Job
Every line of the data that contains the string "xlabel" must be copied.

Listed records
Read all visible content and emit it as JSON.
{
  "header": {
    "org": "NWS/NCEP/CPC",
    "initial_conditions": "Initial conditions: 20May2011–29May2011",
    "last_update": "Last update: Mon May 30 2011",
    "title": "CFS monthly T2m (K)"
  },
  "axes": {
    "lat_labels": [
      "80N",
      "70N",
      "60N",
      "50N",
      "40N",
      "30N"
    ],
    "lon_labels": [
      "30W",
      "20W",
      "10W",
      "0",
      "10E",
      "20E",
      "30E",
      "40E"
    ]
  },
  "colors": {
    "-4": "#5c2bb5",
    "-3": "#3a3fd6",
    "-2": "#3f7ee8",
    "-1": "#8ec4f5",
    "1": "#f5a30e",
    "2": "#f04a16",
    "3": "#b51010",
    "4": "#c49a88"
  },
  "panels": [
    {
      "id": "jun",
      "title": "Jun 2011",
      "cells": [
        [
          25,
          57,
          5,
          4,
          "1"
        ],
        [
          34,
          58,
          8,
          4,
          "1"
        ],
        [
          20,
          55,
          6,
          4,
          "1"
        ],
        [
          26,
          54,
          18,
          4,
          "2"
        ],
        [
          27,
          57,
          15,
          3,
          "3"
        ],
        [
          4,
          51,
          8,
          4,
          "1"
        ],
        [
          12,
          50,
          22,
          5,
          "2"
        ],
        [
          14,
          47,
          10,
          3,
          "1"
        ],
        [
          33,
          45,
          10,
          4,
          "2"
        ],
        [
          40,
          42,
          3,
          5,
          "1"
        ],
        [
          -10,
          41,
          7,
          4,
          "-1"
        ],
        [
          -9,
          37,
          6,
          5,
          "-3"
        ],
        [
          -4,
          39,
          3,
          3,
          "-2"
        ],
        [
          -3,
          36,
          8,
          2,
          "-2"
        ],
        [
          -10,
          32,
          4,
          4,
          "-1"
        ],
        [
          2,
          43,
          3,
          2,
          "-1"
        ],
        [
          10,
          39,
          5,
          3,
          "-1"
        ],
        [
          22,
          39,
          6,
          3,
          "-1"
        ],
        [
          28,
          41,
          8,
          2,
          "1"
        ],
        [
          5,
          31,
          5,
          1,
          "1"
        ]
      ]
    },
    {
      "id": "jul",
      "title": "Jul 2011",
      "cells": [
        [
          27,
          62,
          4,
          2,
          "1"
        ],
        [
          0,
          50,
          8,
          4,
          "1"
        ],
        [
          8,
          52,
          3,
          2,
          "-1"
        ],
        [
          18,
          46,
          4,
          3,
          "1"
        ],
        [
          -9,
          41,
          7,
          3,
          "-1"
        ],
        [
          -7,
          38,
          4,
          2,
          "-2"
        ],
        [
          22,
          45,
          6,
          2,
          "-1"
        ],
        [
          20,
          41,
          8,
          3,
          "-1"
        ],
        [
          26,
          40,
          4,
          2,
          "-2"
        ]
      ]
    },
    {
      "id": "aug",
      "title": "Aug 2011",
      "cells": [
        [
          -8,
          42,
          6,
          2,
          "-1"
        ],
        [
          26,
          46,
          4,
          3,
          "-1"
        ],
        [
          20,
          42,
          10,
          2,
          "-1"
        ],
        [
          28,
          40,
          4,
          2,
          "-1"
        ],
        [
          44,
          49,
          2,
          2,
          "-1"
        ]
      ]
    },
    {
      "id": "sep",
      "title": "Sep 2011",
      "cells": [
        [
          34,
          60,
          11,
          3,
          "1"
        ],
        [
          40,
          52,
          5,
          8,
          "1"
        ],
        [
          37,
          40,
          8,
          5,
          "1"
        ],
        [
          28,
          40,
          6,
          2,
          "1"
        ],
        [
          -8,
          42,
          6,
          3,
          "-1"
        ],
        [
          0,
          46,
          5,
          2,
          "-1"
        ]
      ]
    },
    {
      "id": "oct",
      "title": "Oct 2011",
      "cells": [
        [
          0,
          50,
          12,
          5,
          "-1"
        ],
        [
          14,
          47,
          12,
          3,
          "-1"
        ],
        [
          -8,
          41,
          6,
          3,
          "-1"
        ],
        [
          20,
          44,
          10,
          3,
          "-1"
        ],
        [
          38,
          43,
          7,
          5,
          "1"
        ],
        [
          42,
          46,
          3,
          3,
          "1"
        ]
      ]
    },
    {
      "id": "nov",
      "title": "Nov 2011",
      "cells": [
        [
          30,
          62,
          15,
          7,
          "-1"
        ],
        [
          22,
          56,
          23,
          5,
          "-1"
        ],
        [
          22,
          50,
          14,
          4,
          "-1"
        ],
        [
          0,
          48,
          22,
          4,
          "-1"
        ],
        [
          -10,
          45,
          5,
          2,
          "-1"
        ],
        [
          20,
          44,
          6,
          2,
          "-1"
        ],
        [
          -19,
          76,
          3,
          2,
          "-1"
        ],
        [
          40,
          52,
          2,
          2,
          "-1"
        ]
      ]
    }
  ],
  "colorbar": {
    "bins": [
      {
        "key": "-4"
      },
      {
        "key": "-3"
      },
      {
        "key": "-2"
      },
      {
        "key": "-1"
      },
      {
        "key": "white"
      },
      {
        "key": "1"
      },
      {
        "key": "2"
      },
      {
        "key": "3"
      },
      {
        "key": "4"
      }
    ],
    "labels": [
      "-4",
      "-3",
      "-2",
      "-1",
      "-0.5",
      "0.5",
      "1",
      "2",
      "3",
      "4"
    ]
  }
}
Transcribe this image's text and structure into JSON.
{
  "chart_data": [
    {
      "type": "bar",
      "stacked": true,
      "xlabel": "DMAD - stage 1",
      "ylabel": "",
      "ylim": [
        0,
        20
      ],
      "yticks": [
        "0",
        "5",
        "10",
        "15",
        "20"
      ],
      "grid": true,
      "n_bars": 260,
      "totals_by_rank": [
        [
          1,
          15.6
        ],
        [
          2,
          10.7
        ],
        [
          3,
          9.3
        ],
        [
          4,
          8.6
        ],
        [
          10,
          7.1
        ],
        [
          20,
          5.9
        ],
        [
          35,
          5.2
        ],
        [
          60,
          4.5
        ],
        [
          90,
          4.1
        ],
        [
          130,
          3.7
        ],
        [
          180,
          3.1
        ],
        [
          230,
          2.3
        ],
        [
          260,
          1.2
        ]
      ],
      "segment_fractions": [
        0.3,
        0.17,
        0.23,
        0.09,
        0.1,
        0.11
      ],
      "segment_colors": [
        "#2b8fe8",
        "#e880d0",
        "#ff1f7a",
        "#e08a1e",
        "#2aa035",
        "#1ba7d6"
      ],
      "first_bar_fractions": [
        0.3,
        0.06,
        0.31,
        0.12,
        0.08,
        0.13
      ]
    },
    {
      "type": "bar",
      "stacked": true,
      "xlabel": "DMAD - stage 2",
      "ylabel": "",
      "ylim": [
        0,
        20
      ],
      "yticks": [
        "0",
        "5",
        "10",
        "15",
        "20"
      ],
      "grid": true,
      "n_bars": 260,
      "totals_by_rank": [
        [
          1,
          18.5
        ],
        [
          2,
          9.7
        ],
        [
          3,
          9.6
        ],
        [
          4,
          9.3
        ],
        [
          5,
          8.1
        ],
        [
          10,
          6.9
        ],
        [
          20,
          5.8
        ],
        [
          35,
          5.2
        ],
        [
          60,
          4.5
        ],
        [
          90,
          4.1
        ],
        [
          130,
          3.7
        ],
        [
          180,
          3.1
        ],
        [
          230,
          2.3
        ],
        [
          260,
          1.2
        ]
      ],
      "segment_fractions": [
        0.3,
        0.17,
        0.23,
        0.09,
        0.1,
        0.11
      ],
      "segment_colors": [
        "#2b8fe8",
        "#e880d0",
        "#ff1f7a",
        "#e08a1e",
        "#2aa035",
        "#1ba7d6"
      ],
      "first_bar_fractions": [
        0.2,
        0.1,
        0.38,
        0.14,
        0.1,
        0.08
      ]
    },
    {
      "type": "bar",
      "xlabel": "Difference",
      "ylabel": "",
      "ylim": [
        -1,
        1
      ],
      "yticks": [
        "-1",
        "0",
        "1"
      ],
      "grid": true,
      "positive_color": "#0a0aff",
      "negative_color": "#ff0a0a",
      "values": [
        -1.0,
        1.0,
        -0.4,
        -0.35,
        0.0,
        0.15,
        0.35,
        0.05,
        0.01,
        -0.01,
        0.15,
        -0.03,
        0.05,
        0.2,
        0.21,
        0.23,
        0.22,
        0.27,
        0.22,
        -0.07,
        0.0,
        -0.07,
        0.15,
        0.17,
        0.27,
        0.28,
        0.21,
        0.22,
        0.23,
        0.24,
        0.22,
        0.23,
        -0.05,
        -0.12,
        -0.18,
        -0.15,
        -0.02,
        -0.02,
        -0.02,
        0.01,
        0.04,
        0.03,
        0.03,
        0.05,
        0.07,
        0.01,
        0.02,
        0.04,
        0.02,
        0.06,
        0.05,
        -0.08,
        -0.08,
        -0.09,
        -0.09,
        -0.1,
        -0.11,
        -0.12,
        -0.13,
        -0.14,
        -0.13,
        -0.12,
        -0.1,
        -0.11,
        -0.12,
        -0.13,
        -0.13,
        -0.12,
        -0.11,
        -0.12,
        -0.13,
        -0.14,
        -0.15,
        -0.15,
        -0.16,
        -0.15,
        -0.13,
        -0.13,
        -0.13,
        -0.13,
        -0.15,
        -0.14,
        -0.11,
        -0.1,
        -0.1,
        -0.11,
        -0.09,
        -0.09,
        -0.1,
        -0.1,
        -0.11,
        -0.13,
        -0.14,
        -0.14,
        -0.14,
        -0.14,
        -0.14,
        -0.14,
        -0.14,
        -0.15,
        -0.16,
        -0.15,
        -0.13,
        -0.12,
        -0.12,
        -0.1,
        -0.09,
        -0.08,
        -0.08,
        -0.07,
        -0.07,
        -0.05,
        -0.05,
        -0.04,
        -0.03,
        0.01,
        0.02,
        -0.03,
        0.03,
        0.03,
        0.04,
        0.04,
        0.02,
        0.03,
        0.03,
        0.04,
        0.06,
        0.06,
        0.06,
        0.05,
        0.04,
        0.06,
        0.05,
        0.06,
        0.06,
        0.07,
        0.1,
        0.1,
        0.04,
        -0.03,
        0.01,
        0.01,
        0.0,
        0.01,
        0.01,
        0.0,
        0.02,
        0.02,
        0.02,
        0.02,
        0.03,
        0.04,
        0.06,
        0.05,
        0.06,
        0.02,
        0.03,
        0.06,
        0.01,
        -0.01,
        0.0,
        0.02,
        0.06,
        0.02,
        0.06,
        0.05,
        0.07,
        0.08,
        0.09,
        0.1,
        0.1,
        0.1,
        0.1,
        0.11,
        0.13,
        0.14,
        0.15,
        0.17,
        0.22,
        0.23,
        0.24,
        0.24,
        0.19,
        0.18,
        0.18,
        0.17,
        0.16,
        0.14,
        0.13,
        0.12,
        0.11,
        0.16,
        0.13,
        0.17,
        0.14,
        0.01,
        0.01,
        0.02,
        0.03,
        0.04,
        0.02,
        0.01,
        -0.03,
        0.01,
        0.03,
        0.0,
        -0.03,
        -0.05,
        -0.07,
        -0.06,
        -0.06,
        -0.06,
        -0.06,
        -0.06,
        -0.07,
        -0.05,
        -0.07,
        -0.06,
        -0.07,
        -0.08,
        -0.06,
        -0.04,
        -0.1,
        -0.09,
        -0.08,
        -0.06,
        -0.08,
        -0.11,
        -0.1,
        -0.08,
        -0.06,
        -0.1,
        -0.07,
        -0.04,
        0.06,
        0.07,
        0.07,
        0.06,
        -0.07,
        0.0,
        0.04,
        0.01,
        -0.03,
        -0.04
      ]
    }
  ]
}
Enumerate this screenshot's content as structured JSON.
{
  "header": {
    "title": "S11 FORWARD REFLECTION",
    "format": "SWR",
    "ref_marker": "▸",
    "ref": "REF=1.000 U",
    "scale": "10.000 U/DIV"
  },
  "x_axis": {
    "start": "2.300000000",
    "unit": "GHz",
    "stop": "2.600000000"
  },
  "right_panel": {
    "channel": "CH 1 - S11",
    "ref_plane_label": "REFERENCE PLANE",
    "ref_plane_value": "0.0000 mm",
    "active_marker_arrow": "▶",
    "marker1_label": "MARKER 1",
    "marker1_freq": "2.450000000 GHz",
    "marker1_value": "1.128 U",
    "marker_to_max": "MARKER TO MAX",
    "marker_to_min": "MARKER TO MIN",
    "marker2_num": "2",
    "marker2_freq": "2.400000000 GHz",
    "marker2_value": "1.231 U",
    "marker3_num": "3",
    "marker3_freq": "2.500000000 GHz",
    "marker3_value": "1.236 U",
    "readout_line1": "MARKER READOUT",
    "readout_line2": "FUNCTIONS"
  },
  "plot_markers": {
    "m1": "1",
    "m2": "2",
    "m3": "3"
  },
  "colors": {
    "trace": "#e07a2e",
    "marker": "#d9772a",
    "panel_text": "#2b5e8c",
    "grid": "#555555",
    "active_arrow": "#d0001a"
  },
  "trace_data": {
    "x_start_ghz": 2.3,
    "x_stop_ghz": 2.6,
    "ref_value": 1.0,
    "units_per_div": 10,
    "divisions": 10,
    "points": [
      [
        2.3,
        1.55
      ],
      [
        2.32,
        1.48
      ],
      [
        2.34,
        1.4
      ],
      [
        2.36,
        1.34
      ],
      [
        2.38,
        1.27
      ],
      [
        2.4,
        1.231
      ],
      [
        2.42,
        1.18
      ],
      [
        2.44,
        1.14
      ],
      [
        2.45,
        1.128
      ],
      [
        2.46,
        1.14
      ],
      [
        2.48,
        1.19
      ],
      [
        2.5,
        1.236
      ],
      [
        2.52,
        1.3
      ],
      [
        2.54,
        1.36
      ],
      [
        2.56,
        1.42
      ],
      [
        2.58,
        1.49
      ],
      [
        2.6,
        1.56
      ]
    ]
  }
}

Exercise result
      "xlabel": "DMAD - stage 1",
      "xlabel": "DMAD - stage 2",
      "xlabel": "Difference",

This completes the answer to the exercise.